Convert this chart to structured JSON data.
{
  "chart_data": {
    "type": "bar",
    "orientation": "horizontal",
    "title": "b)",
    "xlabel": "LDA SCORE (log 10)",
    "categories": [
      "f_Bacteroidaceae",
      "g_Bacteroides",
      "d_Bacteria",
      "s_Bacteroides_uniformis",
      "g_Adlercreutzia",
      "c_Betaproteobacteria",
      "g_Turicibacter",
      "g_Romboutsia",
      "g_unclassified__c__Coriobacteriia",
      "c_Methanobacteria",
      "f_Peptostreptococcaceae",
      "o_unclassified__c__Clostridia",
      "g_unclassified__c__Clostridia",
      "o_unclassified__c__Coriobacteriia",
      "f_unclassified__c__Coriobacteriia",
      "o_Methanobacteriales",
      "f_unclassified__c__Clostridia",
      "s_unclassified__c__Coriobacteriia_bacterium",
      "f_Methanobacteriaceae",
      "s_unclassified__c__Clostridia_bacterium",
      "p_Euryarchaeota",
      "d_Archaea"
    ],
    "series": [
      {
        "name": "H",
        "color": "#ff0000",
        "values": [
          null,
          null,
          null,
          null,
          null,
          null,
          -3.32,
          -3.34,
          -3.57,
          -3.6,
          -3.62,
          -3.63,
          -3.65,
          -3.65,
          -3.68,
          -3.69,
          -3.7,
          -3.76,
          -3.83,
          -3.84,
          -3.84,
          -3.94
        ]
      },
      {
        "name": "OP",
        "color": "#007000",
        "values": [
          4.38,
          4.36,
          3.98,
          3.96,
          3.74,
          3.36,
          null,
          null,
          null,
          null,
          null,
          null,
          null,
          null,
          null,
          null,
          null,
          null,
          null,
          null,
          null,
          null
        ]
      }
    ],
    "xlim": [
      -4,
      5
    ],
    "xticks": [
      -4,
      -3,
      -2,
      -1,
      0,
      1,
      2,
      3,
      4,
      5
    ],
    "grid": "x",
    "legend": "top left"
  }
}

---

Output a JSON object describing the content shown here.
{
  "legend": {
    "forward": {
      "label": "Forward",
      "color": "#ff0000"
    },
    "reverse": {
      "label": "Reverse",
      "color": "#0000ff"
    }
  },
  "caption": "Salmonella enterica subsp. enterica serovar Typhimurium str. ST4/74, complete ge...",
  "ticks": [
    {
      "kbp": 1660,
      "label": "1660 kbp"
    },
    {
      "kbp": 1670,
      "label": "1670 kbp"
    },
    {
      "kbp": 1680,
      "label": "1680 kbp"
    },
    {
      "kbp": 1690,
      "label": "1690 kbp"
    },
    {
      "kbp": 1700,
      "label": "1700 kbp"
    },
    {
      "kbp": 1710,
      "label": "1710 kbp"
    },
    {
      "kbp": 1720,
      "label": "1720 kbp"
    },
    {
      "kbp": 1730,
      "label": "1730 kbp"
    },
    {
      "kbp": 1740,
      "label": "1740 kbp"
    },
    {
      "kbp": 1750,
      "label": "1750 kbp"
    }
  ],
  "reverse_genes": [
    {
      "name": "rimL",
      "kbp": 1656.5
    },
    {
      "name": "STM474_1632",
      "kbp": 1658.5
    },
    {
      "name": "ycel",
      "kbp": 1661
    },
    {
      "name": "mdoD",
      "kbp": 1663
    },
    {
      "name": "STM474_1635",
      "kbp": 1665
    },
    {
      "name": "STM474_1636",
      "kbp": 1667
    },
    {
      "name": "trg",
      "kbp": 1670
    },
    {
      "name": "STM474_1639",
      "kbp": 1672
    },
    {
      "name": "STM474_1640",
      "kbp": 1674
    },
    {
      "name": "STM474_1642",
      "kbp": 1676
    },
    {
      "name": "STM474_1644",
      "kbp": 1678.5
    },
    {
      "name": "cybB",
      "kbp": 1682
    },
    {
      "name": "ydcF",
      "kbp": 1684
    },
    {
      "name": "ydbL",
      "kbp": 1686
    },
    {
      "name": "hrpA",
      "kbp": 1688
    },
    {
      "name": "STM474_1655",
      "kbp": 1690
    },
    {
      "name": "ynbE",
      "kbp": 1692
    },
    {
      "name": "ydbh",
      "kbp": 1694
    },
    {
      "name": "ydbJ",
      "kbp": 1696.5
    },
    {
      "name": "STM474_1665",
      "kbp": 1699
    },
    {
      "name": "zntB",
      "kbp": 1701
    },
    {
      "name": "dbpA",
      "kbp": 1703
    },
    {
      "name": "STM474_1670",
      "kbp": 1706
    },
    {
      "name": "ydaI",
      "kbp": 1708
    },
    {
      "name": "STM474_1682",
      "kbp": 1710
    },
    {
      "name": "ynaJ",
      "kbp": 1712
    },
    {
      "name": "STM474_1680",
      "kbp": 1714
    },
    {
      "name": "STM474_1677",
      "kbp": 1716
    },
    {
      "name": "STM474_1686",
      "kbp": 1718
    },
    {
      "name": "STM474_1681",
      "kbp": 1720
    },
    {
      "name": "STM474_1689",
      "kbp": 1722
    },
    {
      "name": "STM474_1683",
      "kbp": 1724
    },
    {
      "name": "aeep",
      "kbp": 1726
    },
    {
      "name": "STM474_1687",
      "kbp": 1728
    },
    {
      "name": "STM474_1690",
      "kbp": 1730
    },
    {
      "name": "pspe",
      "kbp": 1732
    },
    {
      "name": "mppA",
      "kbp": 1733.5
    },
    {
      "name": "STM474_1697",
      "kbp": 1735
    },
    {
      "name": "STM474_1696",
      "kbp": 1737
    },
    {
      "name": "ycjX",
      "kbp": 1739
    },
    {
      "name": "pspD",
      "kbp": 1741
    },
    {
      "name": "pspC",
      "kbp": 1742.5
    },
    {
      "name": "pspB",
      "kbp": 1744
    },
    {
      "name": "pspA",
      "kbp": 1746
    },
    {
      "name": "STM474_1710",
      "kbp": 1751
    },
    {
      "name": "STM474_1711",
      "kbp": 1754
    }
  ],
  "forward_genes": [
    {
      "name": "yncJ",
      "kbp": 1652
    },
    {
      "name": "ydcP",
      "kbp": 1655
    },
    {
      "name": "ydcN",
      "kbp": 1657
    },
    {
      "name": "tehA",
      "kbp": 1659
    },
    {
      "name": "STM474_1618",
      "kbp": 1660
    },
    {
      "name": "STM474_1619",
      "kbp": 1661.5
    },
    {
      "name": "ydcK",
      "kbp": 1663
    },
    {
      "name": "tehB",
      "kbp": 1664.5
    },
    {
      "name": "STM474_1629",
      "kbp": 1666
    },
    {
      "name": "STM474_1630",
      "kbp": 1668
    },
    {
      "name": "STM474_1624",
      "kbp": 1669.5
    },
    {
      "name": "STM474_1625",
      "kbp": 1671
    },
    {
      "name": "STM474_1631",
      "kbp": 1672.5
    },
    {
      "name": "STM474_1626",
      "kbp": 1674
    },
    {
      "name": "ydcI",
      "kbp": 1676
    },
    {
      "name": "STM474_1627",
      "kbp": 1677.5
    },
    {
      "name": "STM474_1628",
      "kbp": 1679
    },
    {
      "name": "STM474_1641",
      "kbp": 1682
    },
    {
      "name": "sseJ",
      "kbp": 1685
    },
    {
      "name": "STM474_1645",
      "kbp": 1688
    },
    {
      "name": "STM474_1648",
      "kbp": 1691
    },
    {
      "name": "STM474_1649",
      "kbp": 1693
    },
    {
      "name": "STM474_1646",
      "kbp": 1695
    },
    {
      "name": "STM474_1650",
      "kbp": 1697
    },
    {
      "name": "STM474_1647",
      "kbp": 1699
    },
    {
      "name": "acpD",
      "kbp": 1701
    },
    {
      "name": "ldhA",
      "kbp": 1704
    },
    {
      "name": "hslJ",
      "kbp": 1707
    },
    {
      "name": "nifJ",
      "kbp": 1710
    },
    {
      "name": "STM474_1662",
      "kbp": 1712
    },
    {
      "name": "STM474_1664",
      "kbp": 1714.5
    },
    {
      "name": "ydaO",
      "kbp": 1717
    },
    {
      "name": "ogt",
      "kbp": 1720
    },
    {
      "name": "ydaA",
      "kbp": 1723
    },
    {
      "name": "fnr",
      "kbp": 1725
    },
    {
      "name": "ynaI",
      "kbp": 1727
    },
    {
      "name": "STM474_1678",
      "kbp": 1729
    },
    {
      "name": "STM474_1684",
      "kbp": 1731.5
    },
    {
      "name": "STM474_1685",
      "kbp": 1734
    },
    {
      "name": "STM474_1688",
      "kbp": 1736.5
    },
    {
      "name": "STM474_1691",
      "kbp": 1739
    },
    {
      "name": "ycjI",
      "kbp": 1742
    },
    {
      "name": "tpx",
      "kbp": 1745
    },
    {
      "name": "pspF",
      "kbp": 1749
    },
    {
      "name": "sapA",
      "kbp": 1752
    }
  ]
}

*Goal of the exercise:*
Tally the lines above that include "color"; give only the tally.

*Result for this exercise:*
4